_CHALLENGE_
Skip the pictures. Reproduce all other material exactly.

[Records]
· · · · · · ·

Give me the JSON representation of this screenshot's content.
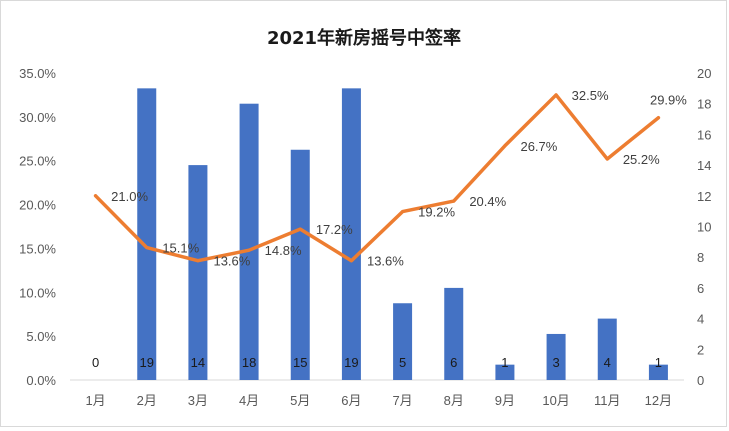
{
  "chart_data": {
    "type": "bar",
    "title": "2021年新房摇号中签率",
    "categories": [
      "1月",
      "2月",
      "3月",
      "4月",
      "5月",
      "6月",
      "7月",
      "8月",
      "9月",
      "10月",
      "11月",
      "12月"
    ],
    "series": [
      {
        "type": "bar",
        "axis": "right",
        "color": "#4472c4",
        "values": [
          0,
          19,
          14,
          18,
          15,
          19,
          5,
          6,
          1,
          3,
          4,
          1
        ],
        "labels": [
          "0",
          "19",
          "14",
          "18",
          "15",
          "19",
          "5",
          "6",
          "1",
          "3",
          "4",
          "1"
        ]
      },
      {
        "type": "line",
        "axis": "left",
        "color": "#ed7d31",
        "values": [
          21.0,
          15.1,
          13.6,
          14.8,
          17.2,
          13.6,
          19.2,
          20.4,
          26.7,
          32.5,
          25.2,
          29.9
        ],
        "labels": [
          "21.0%",
          "15.1%",
          "13.6%",
          "14.8%",
          "17.2%",
          "13.6%",
          "19.2%",
          "20.4%",
          "26.7%",
          "32.5%",
          "25.2%",
          "29.9%"
        ]
      }
    ],
    "y_left": {
      "ylim": [
        0,
        35
      ],
      "ticks": [
        "0.0%",
        "5.0%",
        "10.0%",
        "15.0%",
        "20.0%",
        "25.0%",
        "30.0%",
        "35.0%"
      ]
    },
    "y_right": {
      "ylim": [
        0,
        20
      ],
      "ticks": [
        "0",
        "2",
        "4",
        "6",
        "8",
        "10",
        "12",
        "14",
        "16",
        "18",
        "20"
      ]
    },
    "grid": false,
    "legend": "none"
  }
}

· · · · · · ·

_FINAL RESULT_
Give me the JSON representation of this screenshot's content.
{
  "chart_data": {
    "type": "bar",
    "title": "2021年新房摇号中签率",
    "categories": [
      "1月",
      "2月",
      "3月",
      "4月",
      "5月",
      "6月",
      "7月",
      "8月",
      "9月",
      "10月",
      "11月",
      "12月"
    ],
    "series": [
      {
        "type": "bar",
        "axis": "right",
        "color": "#4472c4",
        "values": [
          0,
          19,
          14,
          18,
          15,
          19,
          5,
          6,
          1,
          3,
          4,
          1
        ],
        "labels": [
          "0",
          "19",
          "14",
          "18",
          "15",
          "19",
          "5",
          "6",
          "1",
          "3",
          "4",
          "1"
        ]
      },
      {
        "type": "line",
        "axis": "left",
        "color": "#ed7d31",
        "values": [
          21.0,
          15.1,
          13.6,
          14.8,
          17.2,
          13.6,
          19.2,
          20.4,
          26.7,
          32.5,
          25.2,
          29.9
        ],
        "labels": [
          "21.0%",
          "15.1%",
          "13.6%",
          "14.8%",
          "17.2%",
          "13.6%",
          "19.2%",
          "20.4%",
          "26.7%",
          "32.5%",
          "25.2%",
          "29.9%"
        ]
      }
    ],
    "y_left": {
      "ylim": [
        0,
        35
      ],
      "ticks": [
        "0.0%",
        "5.0%",
        "10.0%",
        "15.0%",
        "20.0%",
        "25.0%",
        "30.0%",
        "35.0%"
      ]
    },
    "y_right": {
      "ylim": [
        0,
        20
      ],
      "ticks": [
        "0",
        "2",
        "4",
        "6",
        "8",
        "10",
        "12",
        "14",
        "16",
        "18",
        "20"
      ]
    },
    "grid": false,
    "legend": "none"
  }
}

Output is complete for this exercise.